[Tarefas do exercício]
1. Responda, com base no texto sobre audiências por videoconferência:
(a) Que ferramenta, disponibilizada pelo Conselho Nacional de Justiça, permite a participação na reunião virtual por chamada telefônica comum?
(b) Qual decreto determina como os mandados urgentes continuarão a ser cumpridos?
(c) O que o Tribunal de Justiça do Paraná entregou às unidades prisionais?
2. Prossiga com o texto sobre audiências por videoconferência, começando logo após a última frase apresentada.

----- Texto fornecido -----

Mais do que números, precisamos continuar na vanguarda para a realização dos atos presenciais por videoconferência. O manejo tecnológico das ferramentas disponibilizadas exige a aquisição de novos conhecimentos, desafio de pequena monta para nossas juízas, juízes, desembargadores e desembargadoras, capacitados e comprometidos.

Para além da mera participação nos atos virtuais, é necessário trabalhar para a conscientização de todas as pessoas envolvidas, partes, advogados, testemunhas, órgãos de segurança, quanto à necessidade de que também façam sua parte, seu esforço, para que as audiências aconteçam.

Vale mencionar que, na seara criminal, as partes não podem recusar a participação por videoconferência, em vista da previsão legal expressa no art. 185, §2º, IV do Código de Processo Penal, que autoriza a realização do ato telepresencial para atender a graves situações de ordem pública, como ora ocorre. Há, inclusive, sanções em caso de recusa injustificada (arts. 206/219/265/do CPP).

Na área cível, da mesma forma, cabe aos advogados a intimação das partes (art. 455 do CPC), e nada obsta que se determine a intimação (que pode ser por meios eletrônicos) para comparecimento puramente virtual, em vídeo, para a realização de audiências de natureza cível, sobretudo as urgentes. Além disso, o art. 139, IV do CPC autoriza a adoção de todas as medidas indutivas, coercitivas, mandamentais ou sub-rogatórias necessárias ao cumprimento da ordem judicial, sem prejuízos das regras de preclusão e suas consequências no âmbito material. É necessário, neste momento, incitar às partes a telepresença, textualmente autorizada no art. 236, §6º do CPC.

Mesmo a indisponibilidade de meios tecnológicos, tais como “smartphone” ou “plano de internet” não inviabilizará a participação, pois a ferramenta Cisco WebEx Meetings, disponibilizada pelo Conselho Nacional de Justiça, permite a participação na reunião virtual por chamada telefônica comum, que pode ser empregada como derradeiro recurso.

Os mandados urgentes continuarão a ser cumpridos como determinado no Decreto Judiciário nº 172/2020. Sem prejuízo, e diante do período de excepcionalidade, nada obsta a determinação de que as intimações sejam feitas também por via remota e menor formalidade, através de aplicativos de mensagens, telefonemas e outros meios de comunicação.

Há notícias de que a demanda por salas de videoconferência em unidades prisionais, surgida do dia para a noite, não pode ser integralmente atendida, e não foi possível apresentar todos os interrogados para a participação nos atos simultaneamente para todos os Juízos. Com o decorrer do tempo, tais dificuldades serão mitigadas e, ainda que com algum atraso, é possível ajustar a realização do ato e manter contato aberto com os intervenientes no processo para orientações em tempo real. O Tribunal de Justiça do Paraná tem colaborado e entregou para as unidades prisionais dezenas de computadores para a realização das reuniões virtuais.

----- Dados para análise -----

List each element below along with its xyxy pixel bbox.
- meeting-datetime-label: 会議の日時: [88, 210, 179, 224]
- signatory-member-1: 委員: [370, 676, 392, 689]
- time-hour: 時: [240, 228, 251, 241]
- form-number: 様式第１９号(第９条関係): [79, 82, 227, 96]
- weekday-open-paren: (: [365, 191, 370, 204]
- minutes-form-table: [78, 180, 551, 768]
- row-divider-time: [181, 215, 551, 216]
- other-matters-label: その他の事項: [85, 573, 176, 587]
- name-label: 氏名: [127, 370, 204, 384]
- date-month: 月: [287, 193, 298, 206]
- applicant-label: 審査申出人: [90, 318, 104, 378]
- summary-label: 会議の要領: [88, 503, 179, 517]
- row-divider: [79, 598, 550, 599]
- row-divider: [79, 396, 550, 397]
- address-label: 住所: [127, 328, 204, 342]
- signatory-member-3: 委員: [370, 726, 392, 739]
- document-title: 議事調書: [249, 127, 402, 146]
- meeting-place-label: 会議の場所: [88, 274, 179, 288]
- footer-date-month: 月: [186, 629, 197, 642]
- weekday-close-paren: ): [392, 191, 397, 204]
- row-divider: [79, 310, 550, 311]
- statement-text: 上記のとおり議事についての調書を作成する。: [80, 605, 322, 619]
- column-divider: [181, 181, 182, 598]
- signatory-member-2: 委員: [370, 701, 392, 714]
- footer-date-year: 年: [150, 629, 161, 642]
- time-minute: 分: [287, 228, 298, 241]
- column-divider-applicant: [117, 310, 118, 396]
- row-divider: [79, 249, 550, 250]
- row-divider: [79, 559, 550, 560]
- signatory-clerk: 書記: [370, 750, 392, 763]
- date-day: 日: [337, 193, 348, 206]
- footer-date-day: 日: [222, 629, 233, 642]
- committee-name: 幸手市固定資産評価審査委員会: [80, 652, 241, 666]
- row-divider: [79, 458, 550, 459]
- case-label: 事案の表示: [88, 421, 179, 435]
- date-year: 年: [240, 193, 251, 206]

-----

[Suas respostas]
1.
(a) A ferramenta Cisco WebEx Meetings.
(b) O Decreto Judiciário nº 172/2020.
(c) Dezenas de computadores para a realização das reuniões virtuais.

2.
O momento é de fazer acontecer e superar as dificuldades, como se viu nas experiências relatadas, sempre com prudência, inteligência e protagonismo.

O trabalho da magistratura não parou. Está diferente. E isto vale para todos os que, de algum modo, hoje interagem com o Poder Judiciário. Ministério Público, Servidores, Policiais, Oficiais de Justiça, testemunhas, Advogados, enfim, todos irão colaborar para que haja continuidade das audiências e dos processos judiciais. Dificuldades existem, mas serão superadas pela inovação e capacidade de resolução de problemas que sempre permeou a atividade jurisdicional.

A missão nos foi dada e será cumprida com maestria e resultados positivos que, certamente, ficarão para o futuro.

Por Sérgio Bernardinetti e Geraldo Dutra de Andrade Neto

Sérgio Bernardinetti é diretor de Tecnologia de Informação da Associação dos Magistrados do Paraná – AMAPAR e Diretor de Informática da Associação dos Magistrados Brasileiros, Juiz de Direito Substituto da 4ª Vara Criminal do Foro Central da Comarca da Região Metropolitana de Curitiba-Pr.

Geraldo Dutra de Andrade Neto é Presidente da Associação dos Magistrados do Paraná – AMAPAR, Secretário de Relações Internacionais da Associação dos Magistrados Brasileiros – AMB, Secretário-Geral da Federação Latino-Americana de Magistrados – FLAM e Secretário-Executivo da União Internacional dos Juízes de Língua Portuguesa – UIJLP, Juiz de Direito da 1ª Vara Cível da Comarca de Foz do Iguaçu-Pr.